◆ **Task objective**
Each entry must appear again exactly as it does in the source.

◆ **Given entries**
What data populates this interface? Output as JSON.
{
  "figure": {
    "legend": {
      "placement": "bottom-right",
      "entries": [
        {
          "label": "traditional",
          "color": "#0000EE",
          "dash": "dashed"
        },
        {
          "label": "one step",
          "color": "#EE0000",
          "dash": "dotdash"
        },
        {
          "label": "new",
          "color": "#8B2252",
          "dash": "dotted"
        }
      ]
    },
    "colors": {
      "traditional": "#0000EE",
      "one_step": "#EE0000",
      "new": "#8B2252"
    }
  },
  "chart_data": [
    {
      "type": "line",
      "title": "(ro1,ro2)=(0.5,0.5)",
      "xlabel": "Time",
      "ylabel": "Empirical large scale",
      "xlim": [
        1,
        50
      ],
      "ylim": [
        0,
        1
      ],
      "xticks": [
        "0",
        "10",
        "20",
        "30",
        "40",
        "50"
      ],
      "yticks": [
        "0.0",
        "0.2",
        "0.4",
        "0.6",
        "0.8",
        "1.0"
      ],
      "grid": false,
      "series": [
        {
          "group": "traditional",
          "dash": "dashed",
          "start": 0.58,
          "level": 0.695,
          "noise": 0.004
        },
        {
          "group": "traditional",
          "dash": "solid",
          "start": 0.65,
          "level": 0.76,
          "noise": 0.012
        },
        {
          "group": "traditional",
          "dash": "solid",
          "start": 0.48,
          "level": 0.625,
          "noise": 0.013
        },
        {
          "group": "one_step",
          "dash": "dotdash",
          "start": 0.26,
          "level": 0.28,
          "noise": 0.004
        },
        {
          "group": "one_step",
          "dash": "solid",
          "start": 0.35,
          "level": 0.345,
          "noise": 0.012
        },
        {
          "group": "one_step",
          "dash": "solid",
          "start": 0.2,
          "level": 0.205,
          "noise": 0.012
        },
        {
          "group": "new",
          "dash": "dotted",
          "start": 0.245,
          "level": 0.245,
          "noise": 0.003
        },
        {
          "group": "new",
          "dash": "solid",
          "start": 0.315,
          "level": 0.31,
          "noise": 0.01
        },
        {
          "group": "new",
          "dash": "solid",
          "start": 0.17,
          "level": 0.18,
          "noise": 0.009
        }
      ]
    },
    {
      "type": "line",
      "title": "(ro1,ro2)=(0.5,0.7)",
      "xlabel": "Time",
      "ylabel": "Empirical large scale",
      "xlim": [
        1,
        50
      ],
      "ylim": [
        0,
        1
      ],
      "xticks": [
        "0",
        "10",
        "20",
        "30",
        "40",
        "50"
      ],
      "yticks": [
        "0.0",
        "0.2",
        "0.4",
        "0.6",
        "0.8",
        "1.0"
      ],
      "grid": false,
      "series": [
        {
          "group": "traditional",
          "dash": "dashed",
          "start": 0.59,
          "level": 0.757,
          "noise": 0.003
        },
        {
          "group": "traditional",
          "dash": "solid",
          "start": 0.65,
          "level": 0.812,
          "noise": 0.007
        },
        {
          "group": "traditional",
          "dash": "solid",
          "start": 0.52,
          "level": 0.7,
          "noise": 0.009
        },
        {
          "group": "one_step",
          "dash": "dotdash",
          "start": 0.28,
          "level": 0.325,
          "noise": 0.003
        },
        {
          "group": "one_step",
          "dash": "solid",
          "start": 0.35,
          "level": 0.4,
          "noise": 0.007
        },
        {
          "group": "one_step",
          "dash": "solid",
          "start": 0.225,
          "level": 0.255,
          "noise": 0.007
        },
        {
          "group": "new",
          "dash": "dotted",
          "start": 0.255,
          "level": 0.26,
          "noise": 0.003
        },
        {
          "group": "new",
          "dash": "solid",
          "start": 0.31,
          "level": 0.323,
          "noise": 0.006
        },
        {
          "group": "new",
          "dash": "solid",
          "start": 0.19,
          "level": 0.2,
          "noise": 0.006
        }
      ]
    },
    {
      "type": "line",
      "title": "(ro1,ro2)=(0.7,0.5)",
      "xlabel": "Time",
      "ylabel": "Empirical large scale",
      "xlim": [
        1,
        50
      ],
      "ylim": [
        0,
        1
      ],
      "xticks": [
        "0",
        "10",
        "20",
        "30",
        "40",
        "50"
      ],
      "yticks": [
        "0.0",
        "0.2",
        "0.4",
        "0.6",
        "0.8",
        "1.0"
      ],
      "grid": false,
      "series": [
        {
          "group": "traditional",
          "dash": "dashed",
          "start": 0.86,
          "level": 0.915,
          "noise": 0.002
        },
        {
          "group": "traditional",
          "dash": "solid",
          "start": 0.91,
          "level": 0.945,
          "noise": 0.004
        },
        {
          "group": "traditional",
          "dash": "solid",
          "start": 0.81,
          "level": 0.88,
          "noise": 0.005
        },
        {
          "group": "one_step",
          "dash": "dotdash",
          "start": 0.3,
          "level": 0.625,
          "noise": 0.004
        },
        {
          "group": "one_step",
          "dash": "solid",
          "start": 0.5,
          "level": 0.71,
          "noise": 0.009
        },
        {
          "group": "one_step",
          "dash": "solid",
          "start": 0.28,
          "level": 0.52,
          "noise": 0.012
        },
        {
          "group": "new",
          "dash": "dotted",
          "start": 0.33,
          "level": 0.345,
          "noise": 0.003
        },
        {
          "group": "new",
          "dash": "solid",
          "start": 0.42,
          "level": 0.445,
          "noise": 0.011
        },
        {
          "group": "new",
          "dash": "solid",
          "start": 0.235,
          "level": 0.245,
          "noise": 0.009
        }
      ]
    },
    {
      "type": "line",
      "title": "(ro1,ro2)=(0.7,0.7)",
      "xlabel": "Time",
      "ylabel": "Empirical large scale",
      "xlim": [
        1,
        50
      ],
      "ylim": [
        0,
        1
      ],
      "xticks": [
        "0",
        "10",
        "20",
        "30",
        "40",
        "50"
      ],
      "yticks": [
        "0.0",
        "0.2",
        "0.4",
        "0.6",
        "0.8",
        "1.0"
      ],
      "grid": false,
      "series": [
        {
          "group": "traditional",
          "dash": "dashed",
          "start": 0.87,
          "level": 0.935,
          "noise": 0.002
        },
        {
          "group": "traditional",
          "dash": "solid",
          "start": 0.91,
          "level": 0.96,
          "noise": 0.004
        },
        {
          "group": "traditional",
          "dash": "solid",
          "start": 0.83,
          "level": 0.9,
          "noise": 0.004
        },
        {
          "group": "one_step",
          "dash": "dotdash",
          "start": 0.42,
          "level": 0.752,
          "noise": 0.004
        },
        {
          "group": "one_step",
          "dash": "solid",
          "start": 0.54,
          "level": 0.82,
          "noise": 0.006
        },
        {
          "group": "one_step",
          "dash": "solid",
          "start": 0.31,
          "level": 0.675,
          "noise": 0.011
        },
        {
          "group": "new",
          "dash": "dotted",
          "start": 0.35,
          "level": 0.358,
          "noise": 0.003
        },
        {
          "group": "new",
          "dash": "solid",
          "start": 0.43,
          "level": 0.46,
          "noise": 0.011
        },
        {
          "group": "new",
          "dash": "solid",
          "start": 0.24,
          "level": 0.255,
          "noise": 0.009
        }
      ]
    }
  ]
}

◆ **Exercise result**
What data populates this interface? Output as JSON.
{
  "figure": {
    "legend": {
      "placement": "bottom-right",
      "entries": [
        {
          "label": "traditional",
          "color": "#0000EE",
          "dash": "dashed"
        },
        {
          "label": "one step",
          "color": "#EE0000",
          "dash": "dotdash"
        },
        {
          "label": "new",
          "color": "#8B2252",
          "dash": "dotted"
        }
      ]
    },
    "colors": {
      "traditional": "#0000EE",
      "one_step": "#EE0000",
      "new": "#8B2252"
    }
  },
  "chart_data": [
    {
      "type": "line",
      "title": "(ro1,ro2)=(0.5,0.5)",
      "xlabel": "Time",
      "ylabel": "Empirical large scale",
      "xlim": [
        1,
        50
      ],
      "ylim": [
        0,
        1
      ],
      "xticks": [
        "0",
        "10",
        "20",
        "30",
        "40",
        "50"
      ],
      "yticks": [
        "0.0",
        "0.2",
        "0.4",
        "0.6",
        "0.8",
        "1.0"
      ],
      "grid": false,
      "series": [
        {
          "group": "traditional",
          "dash": "dashed",
          "start": 0.58,
          "level": 0.695,
          "noise": 0.004
        },
        {
          "group": "traditional",
          "dash": "solid",
          "start": 0.65,
          "level": 0.76,
          "noise": 0.012
        },
        {
          "group": "traditional",
          "dash": "solid",
          "start": 0.48,
          "level": 0.625,
          "noise": 0.013
        },
        {
          "group": "one_step",
          "dash": "dotdash",
          "start": 0.26,
          "level": 0.28,
          "noise": 0.004
        },
        {
          "group": "one_step",
          "dash": "solid",
          "start": 0.35,
          "level": 0.345,
          "noise": 0.012
        },
        {
          "group": "one_step",
          "dash": "solid",
          "start": 0.2,
          "level": 0.205,
          "noise": 0.012
        },
        {
          "group": "new",
          "dash": "dotted",
          "start": 0.245,
          "level": 0.245,
          "noise": 0.003
        },
        {
          "group": "new",
          "dash": "solid",
          "start": 0.315,
          "level": 0.31,
          "noise": 0.01
        },
        {
          "group": "new",
          "dash": "solid",
          "start": 0.17,
          "level": 0.18,
          "noise": 0.009
        }
      ]
    },
    {
      "type": "line",
      "title": "(ro1,ro2)=(0.5,0.7)",
      "xlabel": "Time",
      "ylabel": "Empirical large scale",
      "xlim": [
        1,
        50
      ],
      "ylim": [
        0,
        1
      ],
      "xticks": [
        "0",
        "10",
        "20",
        "30",
        "40",
        "50"
      ],
      "yticks": [
        "0.0",
        "0.2",
        "0.4",
        "0.6",
        "0.8",
        "1.0"
      ],
      "grid": false,
      "series": [
        {
          "group": "traditional",
          "dash": "dashed",
          "start": 0.59,
          "level": 0.757,
          "noise": 0.003
        },
        {
          "group": "traditional",
          "dash": "solid",
          "start": 0.65,
          "level": 0.812,
          "noise": 0.007
        },
        {
          "group": "traditional",
          "dash": "solid",
          "start": 0.52,
          "level": 0.7,
          "noise": 0.009
        },
        {
          "group": "one_step",
          "dash": "dotdash",
          "start": 0.28,
          "level": 0.325,
          "noise": 0.003
        },
        {
          "group": "one_step",
          "dash": "solid",
          "start": 0.35,
          "level": 0.4,
          "noise": 0.007
        },
        {
          "group": "one_step",
          "dash": "solid",
          "start": 0.225,
          "level": 0.255,
          "noise": 0.007
        },
        {
          "group": "new",
          "dash": "dotted",
          "start": 0.255,
          "level": 0.26,
          "noise": 0.003
        },
        {
          "group": "new",
          "dash": "solid",
          "start": 0.31,
          "level": 0.323,
          "noise": 0.006
        },
        {
          "group": "new",
          "dash": "solid",
          "start": 0.19,
          "level": 0.2,
          "noise": 0.006
        }
      ]
    },
    {
      "type": "line",
      "title": "(ro1,ro2)=(0.7,0.5)",
      "xlabel": "Time",
      "ylabel": "Empirical large scale",
      "xlim": [
        1,
        50
      ],
      "ylim": [
        0,
        1
      ],
      "xticks": [
        "0",
        "10",
        "20",
        "30",
        "40",
        "50"
      ],
      "yticks": [
        "0.0",
        "0.2",
        "0.4",
        "0.6",
        "0.8",
        "1.0"
      ],
      "grid": false,
      "series": [
        {
          "group": "traditional",
          "dash": "dashed",
          "start": 0.86,
          "level": 0.915,
          "noise": 0.002
        },
        {
          "group": "traditional",
          "dash": "solid",
          "start": 0.91,
          "level": 0.945,
          "noise": 0.004
        },
        {
          "group": "traditional",
          "dash": "solid",
          "start": 0.81,
          "level": 0.88,
          "noise": 0.005
        },
        {
          "group": "one_step",
          "dash": "dotdash",
          "start": 0.3,
          "level": 0.625,
          "noise": 0.004
        },
        {
          "group": "one_step",
          "dash": "solid",
          "start": 0.5,
          "level": 0.71,
          "noise": 0.009
        },
        {
          "group": "one_step",
          "dash": "solid",
          "start": 0.28,
          "level": 0.52,
          "noise": 0.012
        },
        {
          "group": "new",
          "dash": "dotted",
          "start": 0.33,
          "level": 0.345,
          "noise": 0.003
        },
        {
          "group": "new",
          "dash": "solid",
          "start": 0.42,
          "level": 0.445,
          "noise": 0.011
        },
        {
          "group": "new",
          "dash": "solid",
          "start": 0.235,
          "level": 0.245,
          "noise": 0.009
        }
      ]
    },
    {
      "type": "line",
      "title": "(ro1,ro2)=(0.7,0.7)",
      "xlabel": "Time",
      "ylabel": "Empirical large scale",
      "xlim": [
        1,
        50
      ],
      "ylim": [
        0,
        1
      ],
      "xticks": [
        "0",
        "10",
        "20",
        "30",
        "40",
        "50"
      ],
      "yticks": [
        "0.0",
        "0.2",
        "0.4",
        "0.6",
        "0.8",
        "1.0"
      ],
      "grid": false,
      "series": [
        {
          "group": "traditional",
          "dash": "dashed",
          "start": 0.87,
          "level": 0.935,
          "noise": 0.002
        },
        {
          "group": "traditional",
          "dash": "solid",
          "start": 0.91,
          "level": 0.96,
          "noise": 0.004
        },
        {
          "group": "traditional",
          "dash": "solid",
          "start": 0.83,
          "level": 0.9,
          "noise": 0.004
        },
        {
          "group": "one_step",
          "dash": "dotdash",
          "start": 0.42,
          "level": 0.752,
          "noise": 0.004
        },
        {
          "group": "one_step",
          "dash": "solid",
          "start": 0.54,
          "level": 0.82,
          "noise": 0.006
        },
        {
          "group": "one_step",
          "dash": "solid",
          "start": 0.31,
          "level": 0.675,
          "noise": 0.011
        },
        {
          "group": "new",
          "dash": "dotted",
          "start": 0.35,
          "level": 0.358,
          "noise": 0.003
        },
        {
          "group": "new",
          "dash": "solid",
          "start": 0.43,
          "level": 0.46,
          "noise": 0.011
        },
        {
          "group": "new",
          "dash": "solid",
          "start": 0.24,
          "level": 0.255,
          "noise": 0.009
        }
      ]
    }
  ]
}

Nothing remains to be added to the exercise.